**Goal**
Print all of the entries exactly, minus the pictures.

**Source records**
━━━━━━━━━━━━━━━━━━━━

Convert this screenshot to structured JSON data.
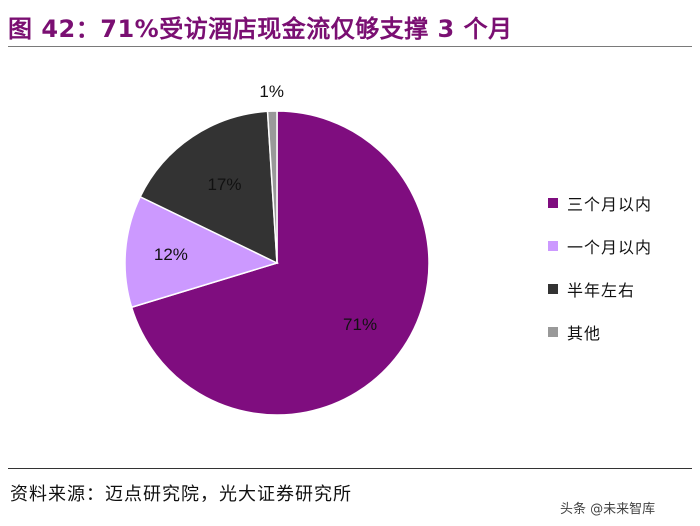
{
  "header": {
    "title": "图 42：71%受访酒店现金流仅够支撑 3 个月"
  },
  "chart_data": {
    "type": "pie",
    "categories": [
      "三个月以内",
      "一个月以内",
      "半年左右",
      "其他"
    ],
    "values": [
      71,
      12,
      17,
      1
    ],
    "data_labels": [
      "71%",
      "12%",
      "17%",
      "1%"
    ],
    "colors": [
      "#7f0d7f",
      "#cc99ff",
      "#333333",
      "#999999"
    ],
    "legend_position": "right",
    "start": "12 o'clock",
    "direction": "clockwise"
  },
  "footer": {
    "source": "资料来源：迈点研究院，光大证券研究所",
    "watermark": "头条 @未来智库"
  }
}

━━━━━━━━━━━━━━━━━━━━

**Exercise solution**
Convert this screenshot to structured JSON data.
{
  "header": {
    "title": "图 42：71%受访酒店现金流仅够支撑 3 个月"
  },
  "chart_data": {
    "type": "pie",
    "categories": [
      "三个月以内",
      "一个月以内",
      "半年左右",
      "其他"
    ],
    "values": [
      71,
      12,
      17,
      1
    ],
    "data_labels": [
      "71%",
      "12%",
      "17%",
      "1%"
    ],
    "colors": [
      "#7f0d7f",
      "#cc99ff",
      "#333333",
      "#999999"
    ],
    "legend_position": "right",
    "start": "12 o'clock",
    "direction": "clockwise"
  },
  "footer": {
    "source": "资料来源：迈点研究院，光大证券研究所",
    "watermark": "头条 @未来智库"
  }
}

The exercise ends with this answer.